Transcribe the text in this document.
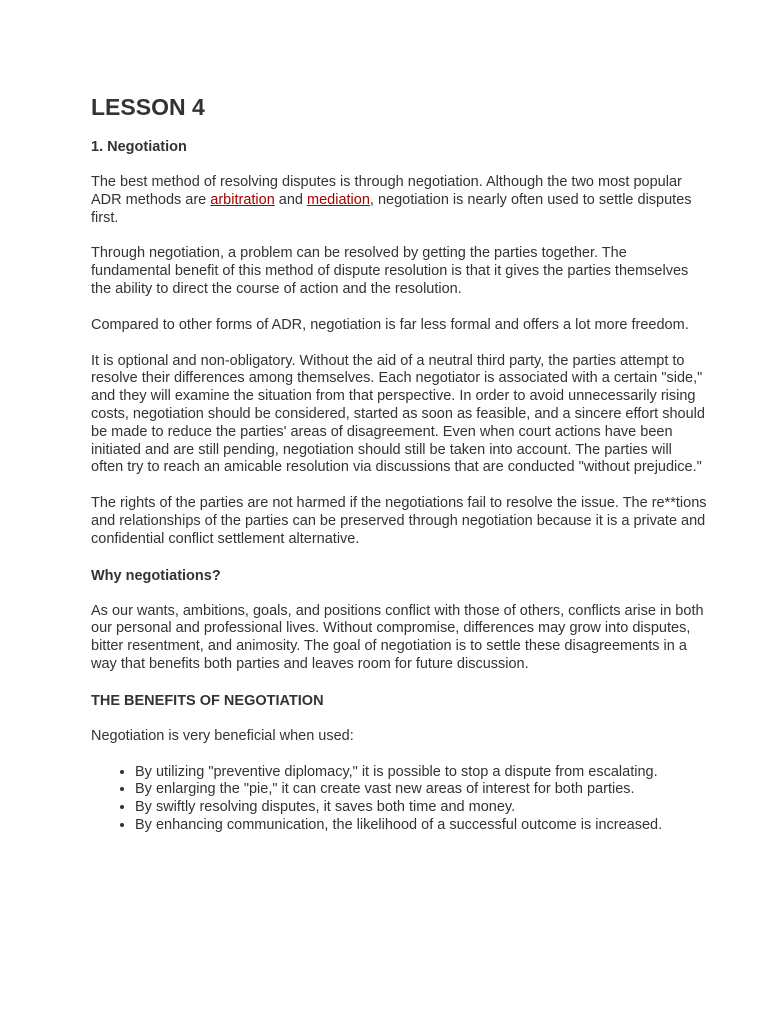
LESSON 4
1. Negotiation

The best method of resolving disputes is through negotiation. Although the two most popular ADR methods are arbitration and mediation, negotiation is nearly often used to settle disputes first.

Through negotiation, a problem can be resolved by getting the parties together. The fundamental benefit of this method of dispute resolution is that it gives the parties themselves the ability to direct the course of action and the resolution.

Compared to other forms of ADR, negotiation is far less formal and offers a lot more freedom.

It is optional and non-obligatory. Without the aid of a neutral third party, the parties attempt to resolve their differences among themselves. Each negotiator is associated with a certain "side," and they will examine the situation from that perspective. In order to avoid unnecessarily rising costs, negotiation should be considered, started as soon as feasible, and a sincere effort should be made to reduce the parties' areas of disagreement. Even when court actions have been initiated and are still pending, negotiation should still be taken into account. The parties will often try to reach an amicable resolution via discussions that are conducted "without prejudice."

The rights of the parties are not harmed if the negotiations fail to resolve the issue. The re**tions and relationships of the parties can be preserved through negotiation because it is a private and confidential conflict settlement alternative.

Why negotiations?

As our wants, ambitions, goals, and positions conflict with those of others, conflicts arise in both our personal and professional lives. Without compromise, differences may grow into disputes, bitter resentment, and animosity. The goal of negotiation is to settle these disagreements in a way that benefits both parties and leaves room for future discussion.

THE BENEFITS OF NEGOTIATION

Negotiation is very beneficial when used:

• By utilizing "preventive diplomacy," it is possible to stop a dispute from escalating.
• By enlarging the "pie," it can create vast new areas of interest for both parties.
• By swiftly resolving disputes, it saves both time and money.
• By enhancing communication, the likelihood of a successful outcome is increased.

| REQUIREMENT |
Copy out each line of the data where the string "used" appears.

| COMPLETE OUTPUT |
The best method of resolving disputes is through negotiation. Although the two most popular ADR methods are arbitration and mediation, negotiation is nearly often used to settle disputes first.
Negotiation is very beneficial when used:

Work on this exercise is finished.